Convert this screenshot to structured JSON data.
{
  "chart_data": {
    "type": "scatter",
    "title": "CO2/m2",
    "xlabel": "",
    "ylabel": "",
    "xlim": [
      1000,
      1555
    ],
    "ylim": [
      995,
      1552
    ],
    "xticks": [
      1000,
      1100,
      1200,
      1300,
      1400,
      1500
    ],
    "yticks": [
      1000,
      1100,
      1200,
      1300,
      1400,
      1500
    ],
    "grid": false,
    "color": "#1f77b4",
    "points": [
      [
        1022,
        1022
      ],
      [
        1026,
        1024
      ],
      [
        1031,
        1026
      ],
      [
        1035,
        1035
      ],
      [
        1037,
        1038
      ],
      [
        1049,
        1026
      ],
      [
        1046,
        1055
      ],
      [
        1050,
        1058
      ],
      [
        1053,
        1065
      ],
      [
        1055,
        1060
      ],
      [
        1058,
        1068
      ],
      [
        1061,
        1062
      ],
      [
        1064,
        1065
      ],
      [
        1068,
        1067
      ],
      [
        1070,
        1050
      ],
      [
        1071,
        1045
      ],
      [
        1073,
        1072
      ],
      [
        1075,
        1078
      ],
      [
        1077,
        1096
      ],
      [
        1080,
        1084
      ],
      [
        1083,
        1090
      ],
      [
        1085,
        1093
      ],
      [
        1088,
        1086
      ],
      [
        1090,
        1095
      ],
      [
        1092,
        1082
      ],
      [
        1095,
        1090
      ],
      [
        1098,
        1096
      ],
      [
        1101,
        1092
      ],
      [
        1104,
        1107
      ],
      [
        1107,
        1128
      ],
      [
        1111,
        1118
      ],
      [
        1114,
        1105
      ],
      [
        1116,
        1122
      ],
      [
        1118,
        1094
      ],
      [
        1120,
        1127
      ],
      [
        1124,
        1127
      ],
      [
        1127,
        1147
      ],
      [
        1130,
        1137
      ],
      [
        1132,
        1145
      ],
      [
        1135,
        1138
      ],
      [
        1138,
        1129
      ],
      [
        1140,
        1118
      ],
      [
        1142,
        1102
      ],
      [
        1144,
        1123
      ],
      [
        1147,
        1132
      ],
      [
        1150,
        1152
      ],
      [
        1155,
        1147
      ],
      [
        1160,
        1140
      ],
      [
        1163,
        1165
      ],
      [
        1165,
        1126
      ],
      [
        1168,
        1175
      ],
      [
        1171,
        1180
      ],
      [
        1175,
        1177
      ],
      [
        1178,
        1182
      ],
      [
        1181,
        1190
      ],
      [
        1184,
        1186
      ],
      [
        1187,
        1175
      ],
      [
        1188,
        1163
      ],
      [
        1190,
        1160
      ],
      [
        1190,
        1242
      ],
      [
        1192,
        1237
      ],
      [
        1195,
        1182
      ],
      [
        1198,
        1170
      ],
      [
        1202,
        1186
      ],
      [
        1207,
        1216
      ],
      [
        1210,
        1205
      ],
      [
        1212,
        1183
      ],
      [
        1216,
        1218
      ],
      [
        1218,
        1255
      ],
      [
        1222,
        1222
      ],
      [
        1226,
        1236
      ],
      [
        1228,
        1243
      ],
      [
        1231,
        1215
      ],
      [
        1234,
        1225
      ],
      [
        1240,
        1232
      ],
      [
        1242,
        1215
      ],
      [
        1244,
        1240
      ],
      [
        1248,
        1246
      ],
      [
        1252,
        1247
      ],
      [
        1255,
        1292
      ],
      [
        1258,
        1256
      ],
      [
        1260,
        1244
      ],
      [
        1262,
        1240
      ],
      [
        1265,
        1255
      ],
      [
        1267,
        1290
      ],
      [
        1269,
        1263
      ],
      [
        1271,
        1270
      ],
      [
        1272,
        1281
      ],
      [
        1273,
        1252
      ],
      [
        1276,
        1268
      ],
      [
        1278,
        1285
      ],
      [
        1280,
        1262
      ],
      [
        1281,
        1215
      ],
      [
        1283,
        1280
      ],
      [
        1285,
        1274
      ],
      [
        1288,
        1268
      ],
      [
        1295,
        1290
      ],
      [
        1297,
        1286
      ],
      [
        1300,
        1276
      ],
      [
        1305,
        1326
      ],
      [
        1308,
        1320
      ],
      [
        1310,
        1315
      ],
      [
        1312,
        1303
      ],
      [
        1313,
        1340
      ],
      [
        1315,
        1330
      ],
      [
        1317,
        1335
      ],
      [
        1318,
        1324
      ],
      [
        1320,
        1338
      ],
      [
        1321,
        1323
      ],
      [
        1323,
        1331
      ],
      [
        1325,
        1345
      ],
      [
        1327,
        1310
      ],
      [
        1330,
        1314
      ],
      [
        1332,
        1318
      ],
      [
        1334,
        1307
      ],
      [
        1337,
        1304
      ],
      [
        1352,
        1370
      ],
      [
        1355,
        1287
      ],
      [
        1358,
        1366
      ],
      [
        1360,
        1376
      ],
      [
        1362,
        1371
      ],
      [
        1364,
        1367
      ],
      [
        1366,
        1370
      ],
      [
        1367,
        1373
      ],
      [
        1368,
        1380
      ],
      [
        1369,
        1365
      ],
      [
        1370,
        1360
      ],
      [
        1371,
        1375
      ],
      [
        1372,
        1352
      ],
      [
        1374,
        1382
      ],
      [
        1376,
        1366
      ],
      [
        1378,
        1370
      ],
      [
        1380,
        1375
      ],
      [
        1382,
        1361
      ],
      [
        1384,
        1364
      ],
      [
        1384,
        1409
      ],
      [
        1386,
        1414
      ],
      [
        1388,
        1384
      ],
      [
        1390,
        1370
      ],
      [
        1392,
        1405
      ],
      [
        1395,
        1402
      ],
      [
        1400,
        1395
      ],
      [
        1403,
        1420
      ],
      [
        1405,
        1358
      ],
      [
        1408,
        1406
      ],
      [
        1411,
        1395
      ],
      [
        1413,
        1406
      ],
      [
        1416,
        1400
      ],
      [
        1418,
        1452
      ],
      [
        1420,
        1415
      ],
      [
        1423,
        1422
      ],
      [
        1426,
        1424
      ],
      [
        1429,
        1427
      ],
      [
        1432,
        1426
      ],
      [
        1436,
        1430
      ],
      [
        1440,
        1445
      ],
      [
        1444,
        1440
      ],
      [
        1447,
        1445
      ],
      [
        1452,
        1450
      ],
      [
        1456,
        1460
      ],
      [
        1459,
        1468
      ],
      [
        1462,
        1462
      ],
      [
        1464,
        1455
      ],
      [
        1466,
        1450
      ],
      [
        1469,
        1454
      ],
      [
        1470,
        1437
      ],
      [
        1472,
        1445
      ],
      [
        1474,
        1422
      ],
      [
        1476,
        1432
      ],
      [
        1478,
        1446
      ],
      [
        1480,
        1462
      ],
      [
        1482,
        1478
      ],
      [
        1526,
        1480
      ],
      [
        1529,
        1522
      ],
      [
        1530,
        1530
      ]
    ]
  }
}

__________________________________________________

## [Exercise]
Copy the data above exactly. Every line must be included.

## [Written answer]
Convert this screenshot to structured JSON data.
{
  "chart_data": {
    "type": "scatter",
    "title": "CO2/m2",
    "xlabel": "",
    "ylabel": "",
    "xlim": [
      1000,
      1555
    ],
    "ylim": [
      995,
      1552
    ],
    "xticks": [
      1000,
      1100,
      1200,
      1300,
      1400,
      1500
    ],
    "yticks": [
      1000,
      1100,
      1200,
      1300,
      1400,
      1500
    ],
    "grid": false,
    "color": "#1f77b4",
    "points": [
      [
        1022,
        1022
      ],
      [
        1026,
        1024
      ],
      [
        1031,
        1026
      ],
      [
        1035,
        1035
      ],
      [
        1037,
        1038
      ],
      [
        1049,
        1026
      ],
      [
        1046,
        1055
      ],
      [
        1050,
        1058
      ],
      [
        1053,
        1065
      ],
      [
        1055,
        1060
      ],
      [
        1058,
        1068
      ],
      [
        1061,
        1062
      ],
      [
        1064,
        1065
      ],
      [
        1068,
        1067
      ],
      [
        1070,
        1050
      ],
      [
        1071,
        1045
      ],
      [
        1073,
        1072
      ],
      [
        1075,
        1078
      ],
      [
        1077,
        1096
      ],
      [
        1080,
        1084
      ],
      [
        1083,
        1090
      ],
      [
        1085,
        1093
      ],
      [
        1088,
        1086
      ],
      [
        1090,
        1095
      ],
      [
        1092,
        1082
      ],
      [
        1095,
        1090
      ],
      [
        1098,
        1096
      ],
      [
        1101,
        1092
      ],
      [
        1104,
        1107
      ],
      [
        1107,
        1128
      ],
      [
        1111,
        1118
      ],
      [
        1114,
        1105
      ],
      [
        1116,
        1122
      ],
      [
        1118,
        1094
      ],
      [
        1120,
        1127
      ],
      [
        1124,
        1127
      ],
      [
        1127,
        1147
      ],
      [
        1130,
        1137
      ],
      [
        1132,
        1145
      ],
      [
        1135,
        1138
      ],
      [
        1138,
        1129
      ],
      [
        1140,
        1118
      ],
      [
        1142,
        1102
      ],
      [
        1144,
        1123
      ],
      [
        1147,
        1132
      ],
      [
        1150,
        1152
      ],
      [
        1155,
        1147
      ],
      [
        1160,
        1140
      ],
      [
        1163,
        1165
      ],
      [
        1165,
        1126
      ],
      [
        1168,
        1175
      ],
      [
        1171,
        1180
      ],
      [
        1175,
        1177
      ],
      [
        1178,
        1182
      ],
      [
        1181,
        1190
      ],
      [
        1184,
        1186
      ],
      [
        1187,
        1175
      ],
      [
        1188,
        1163
      ],
      [
        1190,
        1160
      ],
      [
        1190,
        1242
      ],
      [
        1192,
        1237
      ],
      [
        1195,
        1182
      ],
      [
        1198,
        1170
      ],
      [
        1202,
        1186
      ],
      [
        1207,
        1216
      ],
      [
        1210,
        1205
      ],
      [
        1212,
        1183
      ],
      [
        1216,
        1218
      ],
      [
        1218,
        1255
      ],
      [
        1222,
        1222
      ],
      [
        1226,
        1236
      ],
      [
        1228,
        1243
      ],
      [
        1231,
        1215
      ],
      [
        1234,
        1225
      ],
      [
        1240,
        1232
      ],
      [
        1242,
        1215
      ],
      [
        1244,
        1240
      ],
      [
        1248,
        1246
      ],
      [
        1252,
        1247
      ],
      [
        1255,
        1292
      ],
      [
        1258,
        1256
      ],
      [
        1260,
        1244
      ],
      [
        1262,
        1240
      ],
      [
        1265,
        1255
      ],
      [
        1267,
        1290
      ],
      [
        1269,
        1263
      ],
      [
        1271,
        1270
      ],
      [
        1272,
        1281
      ],
      [
        1273,
        1252
      ],
      [
        1276,
        1268
      ],
      [
        1278,
        1285
      ],
      [
        1280,
        1262
      ],
      [
        1281,
        1215
      ],
      [
        1283,
        1280
      ],
      [
        1285,
        1274
      ],
      [
        1288,
        1268
      ],
      [
        1295,
        1290
      ],
      [
        1297,
        1286
      ],
      [
        1300,
        1276
      ],
      [
        1305,
        1326
      ],
      [
        1308,
        1320
      ],
      [
        1310,
        1315
      ],
      [
        1312,
        1303
      ],
      [
        1313,
        1340
      ],
      [
        1315,
        1330
      ],
      [
        1317,
        1335
      ],
      [
        1318,
        1324
      ],
      [
        1320,
        1338
      ],
      [
        1321,
        1323
      ],
      [
        1323,
        1331
      ],
      [
        1325,
        1345
      ],
      [
        1327,
        1310
      ],
      [
        1330,
        1314
      ],
      [
        1332,
        1318
      ],
      [
        1334,
        1307
      ],
      [
        1337,
        1304
      ],
      [
        1352,
        1370
      ],
      [
        1355,
        1287
      ],
      [
        1358,
        1366
      ],
      [
        1360,
        1376
      ],
      [
        1362,
        1371
      ],
      [
        1364,
        1367
      ],
      [
        1366,
        1370
      ],
      [
        1367,
        1373
      ],
      [
        1368,
        1380
      ],
      [
        1369,
        1365
      ],
      [
        1370,
        1360
      ],
      [
        1371,
        1375
      ],
      [
        1372,
        1352
      ],
      [
        1374,
        1382
      ],
      [
        1376,
        1366
      ],
      [
        1378,
        1370
      ],
      [
        1380,
        1375
      ],
      [
        1382,
        1361
      ],
      [
        1384,
        1364
      ],
      [
        1384,
        1409
      ],
      [
        1386,
        1414
      ],
      [
        1388,
        1384
      ],
      [
        1390,
        1370
      ],
      [
        1392,
        1405
      ],
      [
        1395,
        1402
      ],
      [
        1400,
        1395
      ],
      [
        1403,
        1420
      ],
      [
        1405,
        1358
      ],
      [
        1408,
        1406
      ],
      [
        1411,
        1395
      ],
      [
        1413,
        1406
      ],
      [
        1416,
        1400
      ],
      [
        1418,
        1452
      ],
      [
        1420,
        1415
      ],
      [
        1423,
        1422
      ],
      [
        1426,
        1424
      ],
      [
        1429,
        1427
      ],
      [
        1432,
        1426
      ],
      [
        1436,
        1430
      ],
      [
        1440,
        1445
      ],
      [
        1444,
        1440
      ],
      [
        1447,
        1445
      ],
      [
        1452,
        1450
      ],
      [
        1456,
        1460
      ],
      [
        1459,
        1468
      ],
      [
        1462,
        1462
      ],
      [
        1464,
        1455
      ],
      [
        1466,
        1450
      ],
      [
        1469,
        1454
      ],
      [
        1470,
        1437
      ],
      [
        1472,
        1445
      ],
      [
        1474,
        1422
      ],
      [
        1476,
        1432
      ],
      [
        1478,
        1446
      ],
      [
        1480,
        1462
      ],
      [
        1482,
        1478
      ],
      [
        1526,
        1480
      ],
      [
        1529,
        1522
      ],
      [
        1530,
        1530
      ]
    ]
  }
}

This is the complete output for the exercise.